Lines that include the word "parallel" are the ones to copy.

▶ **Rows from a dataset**
****************************************

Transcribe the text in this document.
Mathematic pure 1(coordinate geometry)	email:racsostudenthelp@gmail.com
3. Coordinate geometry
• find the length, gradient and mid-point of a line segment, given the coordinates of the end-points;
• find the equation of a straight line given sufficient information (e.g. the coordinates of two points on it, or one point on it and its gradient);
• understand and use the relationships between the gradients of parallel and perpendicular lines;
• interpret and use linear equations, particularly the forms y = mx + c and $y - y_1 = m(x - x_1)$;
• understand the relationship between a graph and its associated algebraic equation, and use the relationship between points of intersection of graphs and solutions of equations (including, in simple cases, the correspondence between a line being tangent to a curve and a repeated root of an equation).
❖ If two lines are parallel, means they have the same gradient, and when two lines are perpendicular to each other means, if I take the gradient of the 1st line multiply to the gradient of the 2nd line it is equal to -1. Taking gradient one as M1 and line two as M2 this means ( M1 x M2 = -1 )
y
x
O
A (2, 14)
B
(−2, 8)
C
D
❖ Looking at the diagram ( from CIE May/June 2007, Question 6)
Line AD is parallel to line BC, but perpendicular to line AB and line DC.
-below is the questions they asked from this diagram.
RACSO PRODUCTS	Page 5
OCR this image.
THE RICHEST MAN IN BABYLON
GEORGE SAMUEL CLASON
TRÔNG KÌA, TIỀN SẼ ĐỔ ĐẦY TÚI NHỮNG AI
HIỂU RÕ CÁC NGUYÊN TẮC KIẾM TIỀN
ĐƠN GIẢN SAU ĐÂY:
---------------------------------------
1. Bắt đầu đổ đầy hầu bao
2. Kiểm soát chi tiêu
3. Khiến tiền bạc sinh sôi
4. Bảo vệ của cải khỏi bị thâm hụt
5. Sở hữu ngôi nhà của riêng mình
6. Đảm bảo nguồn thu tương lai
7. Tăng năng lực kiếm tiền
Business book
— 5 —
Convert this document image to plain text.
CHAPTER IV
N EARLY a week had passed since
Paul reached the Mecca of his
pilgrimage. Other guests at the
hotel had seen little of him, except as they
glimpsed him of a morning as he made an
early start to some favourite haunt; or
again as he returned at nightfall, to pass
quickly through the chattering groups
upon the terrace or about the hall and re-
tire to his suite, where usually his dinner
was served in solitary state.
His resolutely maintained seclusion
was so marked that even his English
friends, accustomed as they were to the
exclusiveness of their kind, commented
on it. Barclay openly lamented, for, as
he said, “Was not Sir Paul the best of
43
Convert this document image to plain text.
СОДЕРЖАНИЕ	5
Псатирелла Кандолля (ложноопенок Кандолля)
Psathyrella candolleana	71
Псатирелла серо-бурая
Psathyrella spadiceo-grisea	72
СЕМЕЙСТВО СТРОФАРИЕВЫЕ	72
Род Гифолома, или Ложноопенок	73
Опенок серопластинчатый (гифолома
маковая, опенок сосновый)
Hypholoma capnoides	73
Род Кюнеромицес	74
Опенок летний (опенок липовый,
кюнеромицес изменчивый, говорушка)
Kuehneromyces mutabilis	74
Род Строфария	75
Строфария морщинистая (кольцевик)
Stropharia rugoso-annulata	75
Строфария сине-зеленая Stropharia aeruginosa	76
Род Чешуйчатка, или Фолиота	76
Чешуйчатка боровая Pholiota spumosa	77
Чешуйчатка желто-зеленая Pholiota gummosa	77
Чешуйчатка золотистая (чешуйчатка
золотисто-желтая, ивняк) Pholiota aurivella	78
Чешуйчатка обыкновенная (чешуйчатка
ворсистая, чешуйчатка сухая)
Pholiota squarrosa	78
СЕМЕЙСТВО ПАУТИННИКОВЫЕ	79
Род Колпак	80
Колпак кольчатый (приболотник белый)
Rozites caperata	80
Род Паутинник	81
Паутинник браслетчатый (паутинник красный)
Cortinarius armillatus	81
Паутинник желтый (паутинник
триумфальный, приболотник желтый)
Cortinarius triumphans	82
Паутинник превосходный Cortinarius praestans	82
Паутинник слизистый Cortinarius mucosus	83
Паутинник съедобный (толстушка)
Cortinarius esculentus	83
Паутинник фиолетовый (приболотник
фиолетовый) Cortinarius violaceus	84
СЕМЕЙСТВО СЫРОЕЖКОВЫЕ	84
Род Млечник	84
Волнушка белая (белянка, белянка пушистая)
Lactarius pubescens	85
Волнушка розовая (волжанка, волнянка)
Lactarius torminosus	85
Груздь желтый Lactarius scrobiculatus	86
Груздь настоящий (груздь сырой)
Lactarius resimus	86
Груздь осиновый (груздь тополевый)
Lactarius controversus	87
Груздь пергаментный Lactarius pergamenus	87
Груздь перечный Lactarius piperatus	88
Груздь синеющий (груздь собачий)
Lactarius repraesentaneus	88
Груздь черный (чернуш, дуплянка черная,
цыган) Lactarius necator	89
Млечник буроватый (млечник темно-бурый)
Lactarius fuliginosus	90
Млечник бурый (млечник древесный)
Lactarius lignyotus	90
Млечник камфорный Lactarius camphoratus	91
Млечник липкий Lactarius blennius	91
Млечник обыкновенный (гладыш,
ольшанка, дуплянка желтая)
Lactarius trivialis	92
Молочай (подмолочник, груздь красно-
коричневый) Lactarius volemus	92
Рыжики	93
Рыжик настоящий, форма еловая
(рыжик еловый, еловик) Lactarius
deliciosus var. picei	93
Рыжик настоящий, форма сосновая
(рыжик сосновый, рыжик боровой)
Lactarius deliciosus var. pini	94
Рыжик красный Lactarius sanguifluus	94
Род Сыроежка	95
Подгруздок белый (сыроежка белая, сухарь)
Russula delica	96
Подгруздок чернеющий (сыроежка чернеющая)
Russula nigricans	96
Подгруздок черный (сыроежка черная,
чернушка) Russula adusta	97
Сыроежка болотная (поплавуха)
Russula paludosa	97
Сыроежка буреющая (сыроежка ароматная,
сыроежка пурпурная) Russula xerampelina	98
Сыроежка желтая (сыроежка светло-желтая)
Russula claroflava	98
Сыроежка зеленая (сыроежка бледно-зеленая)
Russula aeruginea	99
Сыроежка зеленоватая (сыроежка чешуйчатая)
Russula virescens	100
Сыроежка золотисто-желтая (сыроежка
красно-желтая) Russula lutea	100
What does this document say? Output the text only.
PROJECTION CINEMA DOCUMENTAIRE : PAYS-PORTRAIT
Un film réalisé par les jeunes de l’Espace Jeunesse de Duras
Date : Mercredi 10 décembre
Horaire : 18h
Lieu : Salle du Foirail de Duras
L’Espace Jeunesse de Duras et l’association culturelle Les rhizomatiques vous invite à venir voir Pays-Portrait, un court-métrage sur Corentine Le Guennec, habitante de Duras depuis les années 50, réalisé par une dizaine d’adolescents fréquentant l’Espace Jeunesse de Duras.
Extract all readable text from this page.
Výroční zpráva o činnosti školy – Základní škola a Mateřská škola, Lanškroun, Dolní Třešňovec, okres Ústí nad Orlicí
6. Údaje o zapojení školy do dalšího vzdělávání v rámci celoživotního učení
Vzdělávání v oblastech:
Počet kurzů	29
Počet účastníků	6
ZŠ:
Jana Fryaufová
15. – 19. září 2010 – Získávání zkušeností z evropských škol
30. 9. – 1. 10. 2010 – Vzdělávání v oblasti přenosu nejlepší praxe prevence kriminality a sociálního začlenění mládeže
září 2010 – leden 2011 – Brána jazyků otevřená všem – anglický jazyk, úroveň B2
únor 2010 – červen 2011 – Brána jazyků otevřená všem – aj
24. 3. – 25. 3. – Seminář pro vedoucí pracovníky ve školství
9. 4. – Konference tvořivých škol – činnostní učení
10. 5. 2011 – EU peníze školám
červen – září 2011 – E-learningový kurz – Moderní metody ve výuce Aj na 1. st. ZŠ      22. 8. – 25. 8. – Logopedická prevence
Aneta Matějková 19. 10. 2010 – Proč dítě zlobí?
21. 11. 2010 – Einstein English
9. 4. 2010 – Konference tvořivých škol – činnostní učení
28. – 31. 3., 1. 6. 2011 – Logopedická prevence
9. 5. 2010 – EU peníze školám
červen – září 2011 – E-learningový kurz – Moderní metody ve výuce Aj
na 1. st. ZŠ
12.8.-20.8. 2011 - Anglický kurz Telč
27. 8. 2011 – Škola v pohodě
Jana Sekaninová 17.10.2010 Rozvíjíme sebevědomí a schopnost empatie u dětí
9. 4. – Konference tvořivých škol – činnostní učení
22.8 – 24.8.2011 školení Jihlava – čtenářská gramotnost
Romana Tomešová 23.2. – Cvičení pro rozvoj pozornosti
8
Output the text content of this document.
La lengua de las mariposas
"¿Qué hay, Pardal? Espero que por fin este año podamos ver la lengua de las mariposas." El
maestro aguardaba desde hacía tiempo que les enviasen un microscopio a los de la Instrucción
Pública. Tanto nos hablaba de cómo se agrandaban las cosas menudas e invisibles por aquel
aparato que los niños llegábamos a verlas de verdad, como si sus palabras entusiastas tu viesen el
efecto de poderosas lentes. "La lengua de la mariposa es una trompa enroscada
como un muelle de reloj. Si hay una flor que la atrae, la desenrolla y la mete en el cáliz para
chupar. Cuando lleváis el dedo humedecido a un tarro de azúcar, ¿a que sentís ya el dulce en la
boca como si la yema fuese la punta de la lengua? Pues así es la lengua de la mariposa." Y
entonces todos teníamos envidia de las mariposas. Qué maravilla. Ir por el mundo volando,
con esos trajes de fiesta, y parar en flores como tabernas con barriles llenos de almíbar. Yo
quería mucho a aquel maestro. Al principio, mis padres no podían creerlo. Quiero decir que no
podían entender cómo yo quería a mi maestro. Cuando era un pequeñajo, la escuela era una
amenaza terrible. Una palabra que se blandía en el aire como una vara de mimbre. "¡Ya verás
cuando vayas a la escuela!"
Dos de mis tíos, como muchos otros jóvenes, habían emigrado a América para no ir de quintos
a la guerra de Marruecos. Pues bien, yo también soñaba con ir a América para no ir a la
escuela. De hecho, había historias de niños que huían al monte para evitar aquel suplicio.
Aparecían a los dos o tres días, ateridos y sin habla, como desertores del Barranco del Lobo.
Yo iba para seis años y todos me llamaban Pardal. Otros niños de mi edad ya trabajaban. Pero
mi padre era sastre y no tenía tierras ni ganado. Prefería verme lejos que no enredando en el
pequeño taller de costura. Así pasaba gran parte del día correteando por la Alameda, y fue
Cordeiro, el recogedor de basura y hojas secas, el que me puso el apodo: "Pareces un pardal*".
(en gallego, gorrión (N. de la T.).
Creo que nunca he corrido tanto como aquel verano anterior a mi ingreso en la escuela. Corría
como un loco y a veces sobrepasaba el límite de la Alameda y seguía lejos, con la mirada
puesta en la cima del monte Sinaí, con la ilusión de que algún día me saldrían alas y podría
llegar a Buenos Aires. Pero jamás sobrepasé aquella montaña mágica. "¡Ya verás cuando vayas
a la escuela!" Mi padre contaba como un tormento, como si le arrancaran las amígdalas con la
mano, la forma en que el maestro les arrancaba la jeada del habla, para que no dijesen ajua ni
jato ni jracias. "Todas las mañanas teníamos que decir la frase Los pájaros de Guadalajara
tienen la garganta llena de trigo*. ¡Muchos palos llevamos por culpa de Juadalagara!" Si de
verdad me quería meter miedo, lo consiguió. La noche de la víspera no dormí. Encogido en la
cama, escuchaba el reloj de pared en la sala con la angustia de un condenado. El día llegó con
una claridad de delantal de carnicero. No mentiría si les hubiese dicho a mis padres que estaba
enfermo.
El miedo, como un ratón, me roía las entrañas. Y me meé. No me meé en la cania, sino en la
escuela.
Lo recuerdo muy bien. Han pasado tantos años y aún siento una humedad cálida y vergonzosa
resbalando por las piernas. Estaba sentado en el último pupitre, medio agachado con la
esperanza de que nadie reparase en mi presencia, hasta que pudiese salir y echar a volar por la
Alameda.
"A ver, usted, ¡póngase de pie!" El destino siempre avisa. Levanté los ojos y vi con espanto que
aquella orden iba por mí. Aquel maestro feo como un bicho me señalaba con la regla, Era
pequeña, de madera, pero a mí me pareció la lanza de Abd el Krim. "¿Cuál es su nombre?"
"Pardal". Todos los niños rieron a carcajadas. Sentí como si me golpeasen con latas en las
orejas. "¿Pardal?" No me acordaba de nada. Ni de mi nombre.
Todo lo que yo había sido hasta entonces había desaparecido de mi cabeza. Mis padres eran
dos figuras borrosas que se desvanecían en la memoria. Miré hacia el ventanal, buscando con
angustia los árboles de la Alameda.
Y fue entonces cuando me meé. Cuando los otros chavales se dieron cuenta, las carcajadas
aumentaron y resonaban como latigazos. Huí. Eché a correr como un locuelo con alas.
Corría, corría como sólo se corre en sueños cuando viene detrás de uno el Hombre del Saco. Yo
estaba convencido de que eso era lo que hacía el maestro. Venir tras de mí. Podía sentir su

****************************************

▶ **Exercise response**
• understand and use the relationships between the gradients of parallel and perpendicular lines;
❖ If two lines are parallel, means they have the same gradient, and when two lines are perpendicular to each other means, if I take the gradient of the 1st line multiply to the gradient of the 2nd line it is equal to -1. Taking gradient one as M1 and line two as M2 this means ( M1 x M2 = -1 )
Line AD is parallel to line BC, but perpendicular to line AB and line DC.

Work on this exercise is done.